▶ What is being asked: In the copy, include every entry exactly but none of the pictures.

▶ Recorded information:

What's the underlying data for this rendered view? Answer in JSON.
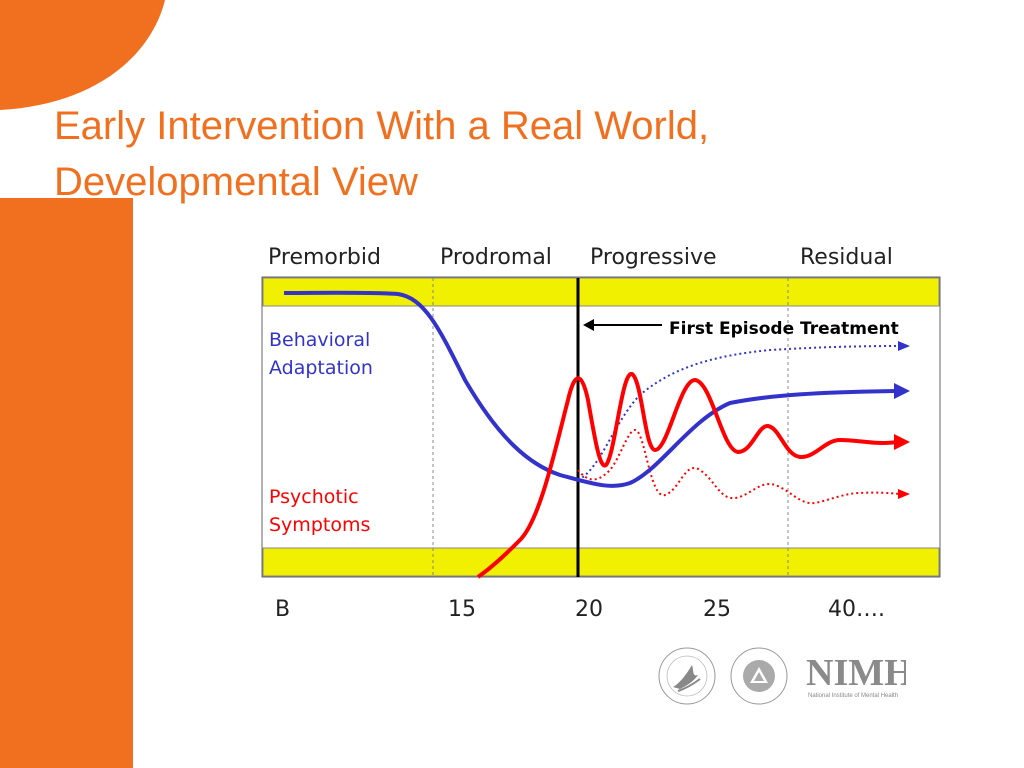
{
  "slide": {
    "title_line1": "Early Intervention With a Real World,",
    "title_line2": "Developmental View",
    "accent_color": "#f07020"
  },
  "diagram": {
    "phases": [
      "Premorbid",
      "Prodromal",
      "Progressive",
      "Residual"
    ],
    "x_ticks": [
      "B",
      "15",
      "20",
      "25",
      "40…."
    ],
    "curve_labels": {
      "behavioral_line1": "Behavioral",
      "behavioral_line2": "Adaptation",
      "psychotic_line1": "Psychotic",
      "psychotic_line2": "Symptoms"
    },
    "annotation": "First Episode Treatment",
    "colors": {
      "band": "#f0f000",
      "behavioral": "#3333cc",
      "psychotic": "#ff0000",
      "phase_text": "#222222"
    }
  },
  "logos": {
    "hhs": "hhs-seal-icon",
    "nih": "nih-seal-icon",
    "nimh_mark": "NIMH",
    "nimh_text": "National Institute of Mental Health"
  }
}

▶ Solution below:
What's the underlying data for this rendered view? Answer in JSON.
{
  "slide": {
    "title_line1": "Early Intervention With a Real World,",
    "title_line2": "Developmental View",
    "accent_color": "#f07020"
  },
  "diagram": {
    "phases": [
      "Premorbid",
      "Prodromal",
      "Progressive",
      "Residual"
    ],
    "x_ticks": [
      "B",
      "15",
      "20",
      "25",
      "40…."
    ],
    "curve_labels": {
      "behavioral_line1": "Behavioral",
      "behavioral_line2": "Adaptation",
      "psychotic_line1": "Psychotic",
      "psychotic_line2": "Symptoms"
    },
    "annotation": "First Episode Treatment",
    "colors": {
      "band": "#f0f000",
      "behavioral": "#3333cc",
      "psychotic": "#ff0000",
      "phase_text": "#222222"
    }
  },
  "logos": {
    "hhs": "hhs-seal-icon",
    "nih": "nih-seal-icon",
    "nimh_mark": "NIMH",
    "nimh_text": "National Institute of Mental Health"
  }
}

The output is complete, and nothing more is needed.